GIVEN TASK.
Wherever the word "sasniegšanai" appears in the entries, copy the whole line.

DATASET.
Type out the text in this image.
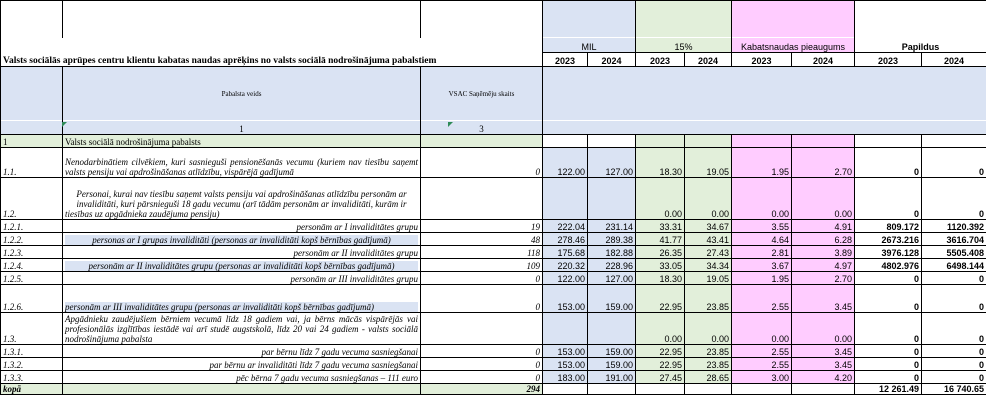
			MIL		15%		Kabatsnaudas pieaugums		Papildus	
Valsts sociālās aprūpes centru klientu kabatas naudas aprēķins no valsts sociālā nodrošinājuma pabalstiem			2023	2024	2023	2024	2023	2024	2023	2024
	Pabalsta veids	VSAC Saņēmēju skaits								
	1	3								
1	Valsts sociālā nodrošinājuma pabalsts									
1.1.	Nenodarbinātiem cilvēkiem, kuri sasnieguši pensionēšanās vecumu (kuriem nav tiesību saņemt valsts pensiju vai apdrošināšanas atlīdzību, vispārējā gadījumā	0	122.00	127.00	18.30	19.05	1.95	2.70	0	0
1.2.	Personai, kurai nav tiesību saņemt valsts pensiju vai apdrošināšanas atlīdzību personām ar invaliditāti, kuri pārsnieguši 18 gadu vecumu (arī tādām personām ar invaliditāti, kurām ir tiesības uz apgādnieka zaudējuma pensiju)				0.00	0.00	0.00	0.00	0	0
1.2.1.	personām ar I invaliditātes grupu	19	222.04	231.14	33.31	34.67	3.55	4.91	809.172	1120.392
1.2.2.	personas ar I grupas invaliditāti (personas ar invaliditāti kopš bērnības gadījumā)	48	278.46	289.38	41.77	43.41	4.64	6.28	2673.216	3616.704
1.2.3.	personām ar II invaliditātes grupu	118	175.68	182.88	26.35	27.43	2.81	3.89	3976.128	5505.408
1.2.4.	personām ar II invaliditātes grupu (personas ar invaliditāti kopš bērnības gadījumā)	109	220.32	228.96	33.05	34.34	3.67	4.97	4802.976	6498.144
1.2.5.	personām ar III invaliditātes grupu	0	122.00	127.00	18.30	19.05	1.95	2.70	0	0
1.2.6.	personām ar III invaliditātes grupu (personas ar invaliditāti kopš bērnības gadījumā)	0	153.00	159.00	22.95	23.85	2.55	3.45	0	0
1.3.	Apgādnieku zaudējušiem bērniem vecumā līdz 18 gadiem vai, ja bērns mācās vispārējās vai profesionālās izglītības iestādē vai arī studē augstskolā, līdz 20 vai 24 gadiem - valsts sociālā nodrošinājuma pabalsta				0.00	0.00	0.00	0.00	0	0
1.3.1.	par bērnu līdz 7 gadu vecuma sasniegšanai	0	153.00	159.00	22.95	23.85	2.55	3.45	0	0
1.3.2.	par bērnu ar invaliditāti līdz 7 gadu vecuma sasniegšanai	0	153.00	159.00	22.95	23.85	2.55	3.45	0	0
1.3.3.	pēc bērna 7 gadu vecuma sasniegšanas – 111 euro	0	183.00	191.00	27.45	28.65	3.00	4.20	0	0
kopā		294							12 261.49	16 740.65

COMPLETED TASK.
1.3.1.	par bērnu līdz 7 gadu vecuma sasniegšanai	0	153.00	159.00	22.95	23.85	2.55	3.45	0	0
1.3.2.	par bērnu ar invaliditāti līdz 7 gadu vecuma sasniegšanai	0	153.00	159.00	22.95	23.85	2.55	3.45	0	0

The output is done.